§ やること:
**1)** 下の文章の内容を、2文でまとめてください。
**2)** 下の文章から、「僕だったらみんなのために曲を作るよ!」という言葉を含むところで始まり「ことばっかりじゃん!!」と。」で終わる部分を、一字も変えずに抜き出して返してください。

建て替え中のためプレハブ校舎にできた音楽室にやってきたアーティストたちを相手に、生徒たちはにこやかな笑顔を向けて、思う存分好奇心を発揮!子どもらしい豊かな発想でアーティストたちをも楽しませた。佐藤展子さんはこれで10校目の出演となった。



ピアノの中はのり巻きとまぐろ丼?

「あっ!ピアノが開いてる!」元気いっぱいの子どもたちは、音楽室に入るなり、ピアノの中をのぞきこみ、コンサートの開始が待ちきれない。いよいよ始まると、佐藤さんのやさしいガイドに従って、さっき見たピアノの中の不思議な構造を教えてもらう。

「ピアノの鍵盤を押すと、ほら、どこがあがった?」「この、おすしみたいな所!」「おすし...?」「ほら、外側が黒くて、下に白いやわらかそうなものがついてて、のり巻きみたい!」

「なるほどねぇ。おすしかあ。これはダンパーって言って...」「ちがうよ!おすしだよ!おすし。こっちの赤いところは、まぐろ丼!」「えー、じゃあピアノの中はおすしだらけなの?おすし、そんなに好き?」と言うと、「好きー!」と。「わかった。じゃあ、今日だけこれはおすしね。足元の右側のペダルというのを踏むと、のり巻きのおすしが全部あがります。」「ほんとだー!」「じゃあ、今日はこのピアノの周りで聴いて、おすしがどう動くか、見ていてください。」と、いつの間にかピアノは子どもたちの好きなおすしの運動に様変わりしてしまった。


昔はみんなのリコーダーみたいな色だった

春澤さんが「このクラリネットは、最初はこんなにたくさんのキーもついていなくて、色も黒ではなくみんなのリコーダーと同じような色の木で作られていたんですよ。」と話すと、「リコーダーと似てたんだ、今はずいぶん違うなあ。」と、自分のリコーダーを見つめる。「ほら、大きさもこんなに違うでしょ?」と、春澤さんは自分のクラリネットを近くの児童のリコーダーと比べてみる。

音楽の先生が「みんなの教科書にも、ちょうどクラリネットの昔の姿の写真が載ってるよ!」と言うと、みんなで教科書を広げ「ほんとだー。」と、今度は教科書と本物のクラリネットを見比べる。

5つの部品を1つずつ分解する『インマー・クライナー』を演奏すると、1つずつ部品を説明しながらみんなの前で組み立てていく春澤さんに、「さっき短くした時に、穴に指を入れてなかった?あれは、重いからおさえてたの?それとも入れて音を変えてたの?」「さっき色々押してたけど、ドレミファソラシドってどうやっておさえるの?」と、細かいところまで気がついて質問する。


僕だったらみんなのために曲を作るよ!

佐藤さんが、ショパンの『小犬のワルツ』を、「これは、ショパンさんが好きな女の人が飼っていた小犬が、自分のしっぽを追いかけてくるくると回っている様子を表したものです。」と説明し、次に『トロイメライ』を「シューマンさんが、好きな女の人のことを夢に見て作った曲です。」と話すと、「みんな女の人のことばっかりじゃん!!」と。

§ 使うデータ:
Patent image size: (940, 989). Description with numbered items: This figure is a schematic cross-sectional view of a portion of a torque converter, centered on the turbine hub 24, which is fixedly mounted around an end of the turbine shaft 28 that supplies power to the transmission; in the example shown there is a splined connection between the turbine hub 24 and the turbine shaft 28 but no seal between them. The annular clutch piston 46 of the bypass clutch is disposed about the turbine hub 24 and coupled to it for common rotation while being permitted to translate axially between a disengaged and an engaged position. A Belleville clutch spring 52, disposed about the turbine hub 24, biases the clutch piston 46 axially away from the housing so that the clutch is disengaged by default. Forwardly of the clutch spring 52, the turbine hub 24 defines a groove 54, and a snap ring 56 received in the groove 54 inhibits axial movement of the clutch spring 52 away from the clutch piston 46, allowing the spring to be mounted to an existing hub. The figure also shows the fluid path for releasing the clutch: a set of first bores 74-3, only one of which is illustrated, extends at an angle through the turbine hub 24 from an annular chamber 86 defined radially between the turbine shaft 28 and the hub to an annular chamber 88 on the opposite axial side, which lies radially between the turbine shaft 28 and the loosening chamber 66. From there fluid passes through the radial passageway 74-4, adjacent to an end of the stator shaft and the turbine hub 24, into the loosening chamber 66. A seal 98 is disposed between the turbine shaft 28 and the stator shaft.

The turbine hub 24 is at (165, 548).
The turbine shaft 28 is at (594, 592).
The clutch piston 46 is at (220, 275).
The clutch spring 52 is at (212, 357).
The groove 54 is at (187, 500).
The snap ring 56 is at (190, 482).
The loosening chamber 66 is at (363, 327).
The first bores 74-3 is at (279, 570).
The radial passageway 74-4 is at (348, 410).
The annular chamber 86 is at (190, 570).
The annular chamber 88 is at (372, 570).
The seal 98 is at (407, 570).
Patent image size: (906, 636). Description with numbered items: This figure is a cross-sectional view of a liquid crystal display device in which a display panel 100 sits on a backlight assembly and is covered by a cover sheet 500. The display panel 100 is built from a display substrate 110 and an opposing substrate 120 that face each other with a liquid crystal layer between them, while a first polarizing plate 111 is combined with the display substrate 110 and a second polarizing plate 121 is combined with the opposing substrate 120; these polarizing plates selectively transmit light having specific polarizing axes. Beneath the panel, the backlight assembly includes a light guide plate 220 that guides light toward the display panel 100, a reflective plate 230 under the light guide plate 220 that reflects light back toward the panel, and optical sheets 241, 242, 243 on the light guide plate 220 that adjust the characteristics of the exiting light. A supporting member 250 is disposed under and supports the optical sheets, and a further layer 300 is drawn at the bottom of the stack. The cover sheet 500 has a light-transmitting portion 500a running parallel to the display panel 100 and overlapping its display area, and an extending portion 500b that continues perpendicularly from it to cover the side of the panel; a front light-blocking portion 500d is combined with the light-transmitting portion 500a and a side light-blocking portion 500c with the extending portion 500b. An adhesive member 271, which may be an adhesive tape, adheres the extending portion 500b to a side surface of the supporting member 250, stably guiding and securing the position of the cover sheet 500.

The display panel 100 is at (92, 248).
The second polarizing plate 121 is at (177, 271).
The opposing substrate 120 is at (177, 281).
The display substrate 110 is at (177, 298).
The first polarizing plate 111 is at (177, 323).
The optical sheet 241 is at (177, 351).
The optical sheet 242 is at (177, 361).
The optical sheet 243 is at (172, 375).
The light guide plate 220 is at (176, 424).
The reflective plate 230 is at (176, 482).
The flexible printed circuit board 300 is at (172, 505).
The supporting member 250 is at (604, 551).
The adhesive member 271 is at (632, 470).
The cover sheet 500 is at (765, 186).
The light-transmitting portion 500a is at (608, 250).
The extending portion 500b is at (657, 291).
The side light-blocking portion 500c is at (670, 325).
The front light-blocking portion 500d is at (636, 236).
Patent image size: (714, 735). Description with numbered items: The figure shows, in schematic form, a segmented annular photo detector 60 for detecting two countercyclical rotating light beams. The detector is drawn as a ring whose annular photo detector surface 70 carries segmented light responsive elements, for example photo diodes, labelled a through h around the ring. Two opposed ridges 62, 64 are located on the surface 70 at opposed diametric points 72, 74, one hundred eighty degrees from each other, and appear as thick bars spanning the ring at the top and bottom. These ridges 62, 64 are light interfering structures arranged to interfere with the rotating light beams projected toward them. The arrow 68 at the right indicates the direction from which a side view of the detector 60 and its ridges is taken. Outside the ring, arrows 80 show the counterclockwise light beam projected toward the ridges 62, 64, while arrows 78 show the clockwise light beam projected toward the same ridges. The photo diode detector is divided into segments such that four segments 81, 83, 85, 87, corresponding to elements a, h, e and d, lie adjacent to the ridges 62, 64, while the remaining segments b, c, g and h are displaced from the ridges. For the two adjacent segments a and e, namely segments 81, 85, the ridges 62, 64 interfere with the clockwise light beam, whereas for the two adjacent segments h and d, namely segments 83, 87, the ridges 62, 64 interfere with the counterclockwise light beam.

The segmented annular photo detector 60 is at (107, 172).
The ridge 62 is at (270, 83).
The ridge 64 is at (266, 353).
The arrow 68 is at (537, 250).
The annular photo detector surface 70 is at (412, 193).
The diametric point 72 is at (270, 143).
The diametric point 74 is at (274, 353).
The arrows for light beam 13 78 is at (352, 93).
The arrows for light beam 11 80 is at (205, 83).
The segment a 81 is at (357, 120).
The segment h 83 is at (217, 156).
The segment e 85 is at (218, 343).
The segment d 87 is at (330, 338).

§ それぞれの答え:
**1)** 建て替え中のプレハブ校舎の音楽室で開かれたコンサートで、子どもたちはピアノの中のダンパーをおすしに見立てるなど、子どもらしい豊かな発想でアーティストたちを楽しませた。春澤さんがクラリネットの昔の姿や部品を紹介すると、子どもたちは教科書の写真と本物を見比べたり、細かいところまで気づいて質問したりした。

**2)**
僕だったらみんなのために曲を作るよ!

佐藤さんが、ショパンの『小犬のワルツ』を、「これは、ショパンさんが好きな女の人が飼っていた小犬が、自分のしっぽを追いかけてくるくると回っている様子を表したものです。」と説明し、次に『トロイメライ』を「シューマンさんが、好きな女の人のことを夢に見て作った曲です。」と話すと、「みんな女の人のことばっかりじゃん!!」と。